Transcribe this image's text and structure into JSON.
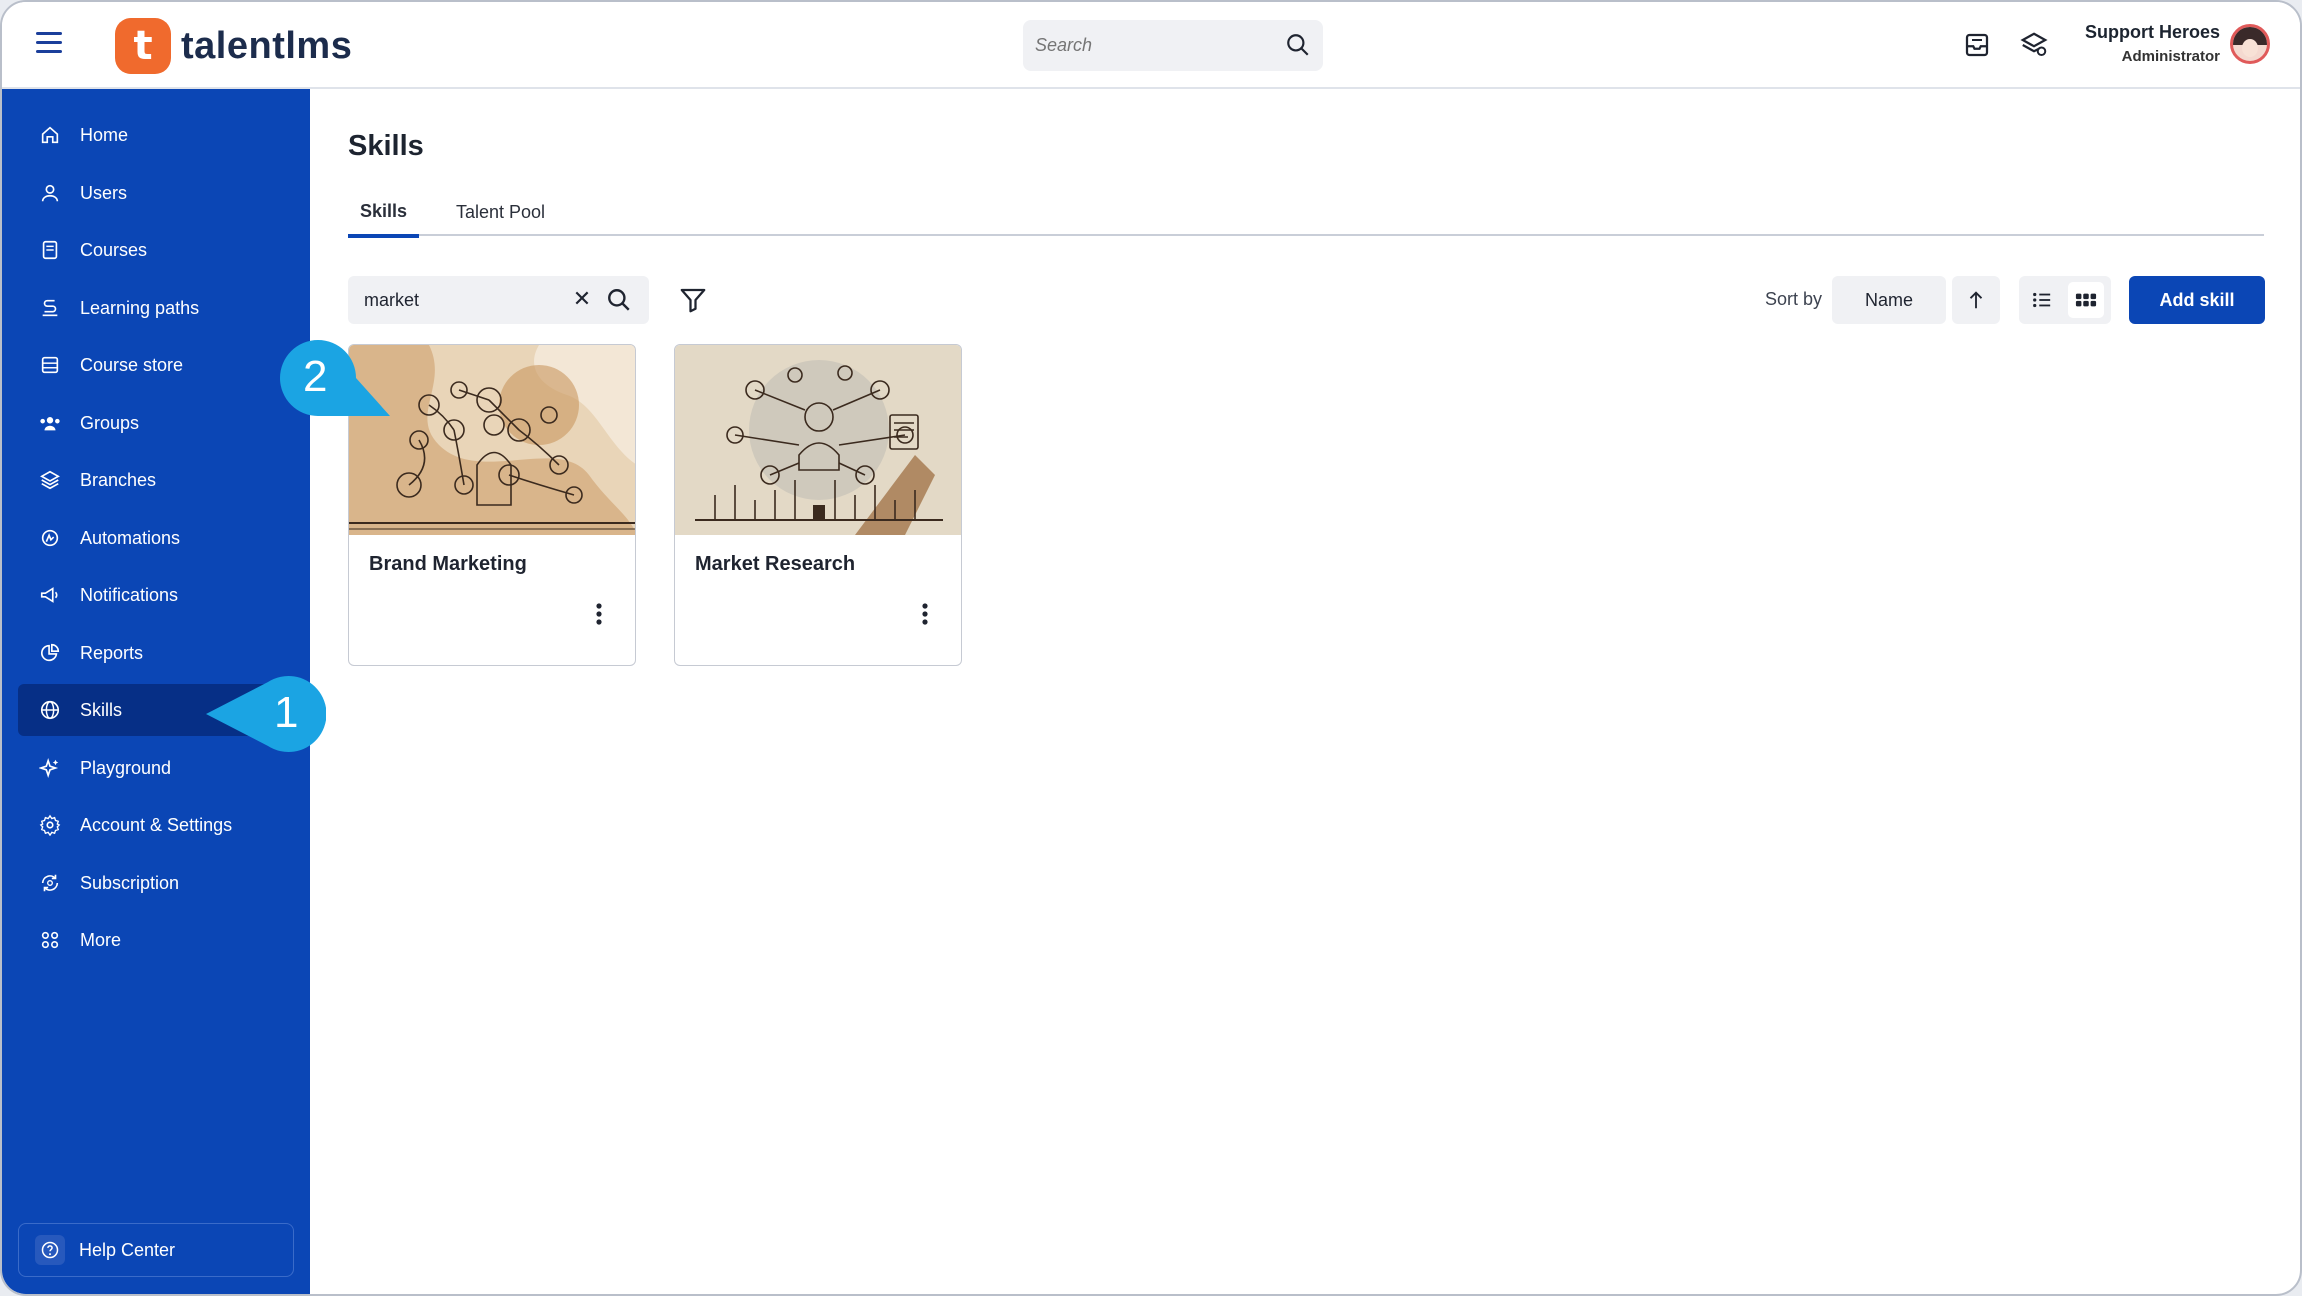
{
  "header": {
    "logo_letter": "t",
    "logo_text": "talentlms",
    "search_placeholder": "Search",
    "user_name": "Support Heroes",
    "user_role": "Administrator"
  },
  "sidebar": {
    "items": [
      {
        "label": "Home",
        "icon": "home-icon"
      },
      {
        "label": "Users",
        "icon": "user-icon"
      },
      {
        "label": "Courses",
        "icon": "book-icon"
      },
      {
        "label": "Learning paths",
        "icon": "path-icon"
      },
      {
        "label": "Course store",
        "icon": "store-icon"
      },
      {
        "label": "Groups",
        "icon": "groups-icon"
      },
      {
        "label": "Branches",
        "icon": "layers-icon"
      },
      {
        "label": "Automations",
        "icon": "automation-icon"
      },
      {
        "label": "Notifications",
        "icon": "megaphone-icon"
      },
      {
        "label": "Reports",
        "icon": "pie-chart-icon"
      },
      {
        "label": "Skills",
        "icon": "globe-icon",
        "active": true
      },
      {
        "label": "Playground",
        "icon": "sparkle-icon"
      },
      {
        "label": "Account & Settings",
        "icon": "gear-icon"
      },
      {
        "label": "Subscription",
        "icon": "refresh-icon"
      },
      {
        "label": "More",
        "icon": "grid-dots-icon"
      }
    ],
    "help_label": "Help Center"
  },
  "main": {
    "title": "Skills",
    "tabs": [
      {
        "label": "Skills",
        "active": true
      },
      {
        "label": "Talent Pool",
        "active": false
      }
    ],
    "search_value": "market",
    "sort_label": "Sort by",
    "sort_value": "Name",
    "add_button": "Add skill",
    "cards": [
      {
        "name": "Brand Marketing"
      },
      {
        "name": "Market Research"
      }
    ]
  },
  "callouts": [
    "1",
    "2"
  ],
  "colors": {
    "sidebar": "#0b46b5",
    "sidebar_active": "#062f86",
    "accent": "#0b46b5",
    "logo": "#f06a2d",
    "callout": "#1ba4e3"
  }
}
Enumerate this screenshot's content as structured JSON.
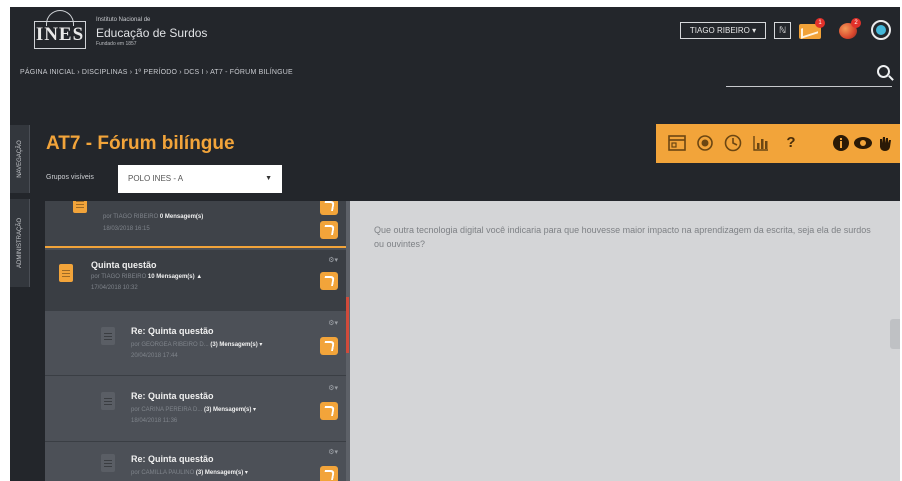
{
  "header": {
    "logo_text": "INES",
    "org_line1": "Instituto Nacional de",
    "org_line2": "Educação de Surdos",
    "org_line3": "Fundado em 1857",
    "user_menu": "TIAGO RIBEIRO ▾",
    "rss_label": "ℕ",
    "mail_badge": "1",
    "notification_badge": "2"
  },
  "breadcrumb": "PÁGINA INICIAL  ›  DISCIPLINAS  ›  1º PERÍODO  ›  DCS I  ›  AT7 - FÓRUM BILÍNGUE",
  "sidebar_tabs": {
    "navigation": "NAVEGAÇÃO",
    "administration": "ADMINISTRAÇÃO"
  },
  "forum": {
    "title": "AT7 - Fórum bilíngue",
    "groups_label": "Grupos visíveis",
    "groups_selected": "POLO INES - A"
  },
  "toolbar": {
    "help_label": "?"
  },
  "posts": [
    {
      "title": "",
      "author": "por TIAGO RIBEIRO",
      "count": "0 Mensagem(s)",
      "date": "18/03/2018 16:15"
    },
    {
      "title": "Quinta questão",
      "author": "por TIAGO RIBEIRO",
      "count": "10 Mensagem(s) ▲",
      "date": "17/04/2018 10:32"
    },
    {
      "title": "Re: Quinta questão",
      "author": "por GEORGEA RIBEIRO D...",
      "count": "(3) Mensagem(s) ▾",
      "date": "20/04/2018 17:44"
    },
    {
      "title": "Re: Quinta questão",
      "author": "por CARINA PEREIRA D...",
      "count": "(3) Mensagem(s) ▾",
      "date": "18/04/2018 11:36"
    },
    {
      "title": "Re: Quinta questão",
      "author": "por CAMILLA PAULINO",
      "count": "(3) Mensagem(s) ▾",
      "date": ""
    }
  ],
  "message": {
    "text": "Que outra tecnologia digital você indicaria para que houvesse maior impacto na aprendizagem da escrita, seja ela de surdos ou ouvintes?"
  },
  "colors": {
    "accent": "#f2a43a",
    "dark_bg": "#23262b",
    "panel_bg": "#4c5057",
    "content_bg": "#d4d5d7"
  },
  "icons": {
    "search": "search-icon",
    "mail": "mail-icon",
    "notifications": "notification-icon",
    "chat": "chat-icon",
    "reply": "reply-icon",
    "settings": "gear-icon"
  }
}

**What you should do:** Your copy should repeat each entry above exactly but contain no pictures.

**The completed task:**
Transcribe this image's text and structure into JSON.
{
  "header": {
    "logo_letter": "t",
    "logo_text": "talentlms",
    "search_placeholder": "Search",
    "user_name": "Support Heroes",
    "user_role": "Administrator"
  },
  "sidebar": {
    "items": [
      {
        "label": "Home",
        "icon": "home-icon"
      },
      {
        "label": "Users",
        "icon": "user-icon"
      },
      {
        "label": "Courses",
        "icon": "book-icon"
      },
      {
        "label": "Learning paths",
        "icon": "path-icon"
      },
      {
        "label": "Course store",
        "icon": "store-icon"
      },
      {
        "label": "Groups",
        "icon": "groups-icon"
      },
      {
        "label": "Branches",
        "icon": "layers-icon"
      },
      {
        "label": "Automations",
        "icon": "automation-icon"
      },
      {
        "label": "Notifications",
        "icon": "megaphone-icon"
      },
      {
        "label": "Reports",
        "icon": "pie-chart-icon"
      },
      {
        "label": "Skills",
        "icon": "globe-icon",
        "active": true
      },
      {
        "label": "Playground",
        "icon": "sparkle-icon"
      },
      {
        "label": "Account & Settings",
        "icon": "gear-icon"
      },
      {
        "label": "Subscription",
        "icon": "refresh-icon"
      },
      {
        "label": "More",
        "icon": "grid-dots-icon"
      }
    ],
    "help_label": "Help Center"
  },
  "main": {
    "title": "Skills",
    "tabs": [
      {
        "label": "Skills",
        "active": true
      },
      {
        "label": "Talent Pool",
        "active": false
      }
    ],
    "search_value": "market",
    "sort_label": "Sort by",
    "sort_value": "Name",
    "add_button": "Add skill",
    "cards": [
      {
        "name": "Brand Marketing"
      },
      {
        "name": "Market Research"
      }
    ]
  },
  "callouts": [
    "1",
    "2"
  ],
  "colors": {
    "sidebar": "#0b46b5",
    "sidebar_active": "#062f86",
    "accent": "#0b46b5",
    "logo": "#f06a2d",
    "callout": "#1ba4e3"
  }
}
Enumerate this screenshot's content as structured JSON.
{
  "header": {
    "logo_text": "INES",
    "org_line1": "Instituto Nacional de",
    "org_line2": "Educação de Surdos",
    "org_line3": "Fundado em 1857",
    "user_menu": "TIAGO RIBEIRO ▾",
    "rss_label": "ℕ",
    "mail_badge": "1",
    "notification_badge": "2"
  },
  "breadcrumb": "PÁGINA INICIAL  ›  DISCIPLINAS  ›  1º PERÍODO  ›  DCS I  ›  AT7 - FÓRUM BILÍNGUE",
  "sidebar_tabs": {
    "navigation": "NAVEGAÇÃO",
    "administration": "ADMINISTRAÇÃO"
  },
  "forum": {
    "title": "AT7 - Fórum bilíngue",
    "groups_label": "Grupos visíveis",
    "groups_selected": "POLO INES - A"
  },
  "toolbar": {
    "help_label": "?"
  },
  "posts": [
    {
      "title": "",
      "author": "por TIAGO RIBEIRO",
      "count": "0 Mensagem(s)",
      "date": "18/03/2018 16:15"
    },
    {
      "title": "Quinta questão",
      "author": "por TIAGO RIBEIRO",
      "count": "10 Mensagem(s) ▲",
      "date": "17/04/2018 10:32"
    },
    {
      "title": "Re: Quinta questão",
      "author": "por GEORGEA RIBEIRO D...",
      "count": "(3) Mensagem(s) ▾",
      "date": "20/04/2018 17:44"
    },
    {
      "title": "Re: Quinta questão",
      "author": "por CARINA PEREIRA D...",
      "count": "(3) Mensagem(s) ▾",
      "date": "18/04/2018 11:36"
    },
    {
      "title": "Re: Quinta questão",
      "author": "por CAMILLA PAULINO",
      "count": "(3) Mensagem(s) ▾",
      "date": ""
    }
  ],
  "message": {
    "text": "Que outra tecnologia digital você indicaria para que houvesse maior impacto na aprendizagem da escrita, seja ela de surdos ou ouvintes?"
  },
  "colors": {
    "accent": "#f2a43a",
    "dark_bg": "#23262b",
    "panel_bg": "#4c5057",
    "content_bg": "#d4d5d7"
  },
  "icons": {
    "search": "search-icon",
    "mail": "mail-icon",
    "notifications": "notification-icon",
    "chat": "chat-icon",
    "reply": "reply-icon",
    "settings": "gear-icon"
  }
}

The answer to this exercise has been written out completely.